### YOUR GOAL
Copy every record below, exactly as written.

Stored records
□ □ □ □
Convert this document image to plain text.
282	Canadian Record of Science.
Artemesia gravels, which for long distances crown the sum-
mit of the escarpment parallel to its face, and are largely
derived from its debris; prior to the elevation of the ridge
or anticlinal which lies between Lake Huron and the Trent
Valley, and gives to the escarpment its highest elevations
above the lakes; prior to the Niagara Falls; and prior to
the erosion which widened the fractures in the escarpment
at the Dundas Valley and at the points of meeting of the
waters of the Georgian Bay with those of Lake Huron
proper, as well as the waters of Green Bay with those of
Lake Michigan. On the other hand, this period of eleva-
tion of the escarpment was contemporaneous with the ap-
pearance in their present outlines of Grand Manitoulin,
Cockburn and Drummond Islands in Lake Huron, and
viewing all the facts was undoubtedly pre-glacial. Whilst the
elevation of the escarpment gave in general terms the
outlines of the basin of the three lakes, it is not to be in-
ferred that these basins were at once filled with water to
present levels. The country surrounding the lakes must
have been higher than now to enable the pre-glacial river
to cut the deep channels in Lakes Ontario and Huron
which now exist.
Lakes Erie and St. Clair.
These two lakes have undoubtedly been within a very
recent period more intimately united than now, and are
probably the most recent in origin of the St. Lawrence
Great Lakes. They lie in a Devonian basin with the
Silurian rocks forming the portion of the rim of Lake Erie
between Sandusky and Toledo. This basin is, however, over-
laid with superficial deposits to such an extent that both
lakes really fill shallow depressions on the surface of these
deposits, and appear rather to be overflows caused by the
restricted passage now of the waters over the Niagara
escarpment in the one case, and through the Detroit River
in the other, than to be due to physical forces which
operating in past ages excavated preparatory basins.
□ □ □ □
### TASK ANSWER
Convert this document image to plain text.
282	Canadian Record of Science.
Artemesia gravels, which for long distances crown the sum-
mit of the escarpment parallel to its face, and are largely
derived from its debris; prior to the elevation of the ridge
or anticlinal which lies between Lake Huron and the Trent
Valley, and gives to the escarpment its highest elevations
above the lakes; prior to the Niagara Falls; and prior to
the erosion which widened the fractures in the escarpment
at the Dundas Valley and at the points of meeting of the
waters of the Georgian Bay with those of Lake Huron
proper, as well as the waters of Green Bay with those of
Lake Michigan. On the other hand, this period of eleva-
tion of the escarpment was contemporaneous with the ap-
pearance in their present outlines of Grand Manitoulin,
Cockburn and Drummond Islands in Lake Huron, and
viewing all the facts was undoubtedly pre-glacial. Whilst the
elevation of the escarpment gave in general terms the
outlines of the basin of the three lakes, it is not to be in-
ferred that these basins were at once filled with water to
present levels. The country surrounding the lakes must
have been higher than now to enable the pre-glacial river
to cut the deep channels in Lakes Ontario and Huron
which now exist.
Lakes Erie and St. Clair.
These two lakes have undoubtedly been within a very
recent period more intimately united than now, and are
probably the most recent in origin of the St. Lawrence
Great Lakes. They lie in a Devonian basin with the
Silurian rocks forming the portion of the rim of Lake Erie
between Sandusky and Toledo. This basin is, however, over-
laid with superficial deposits to such an extent that both
lakes really fill shallow depressions on the surface of these
deposits, and appear rather to be overflows caused by the
restricted passage now of the waters over the Niagara
escarpment in the one case, and through the Detroit River
in the other, than to be due to physical forces which
operating in past ages excavated preparatory basins.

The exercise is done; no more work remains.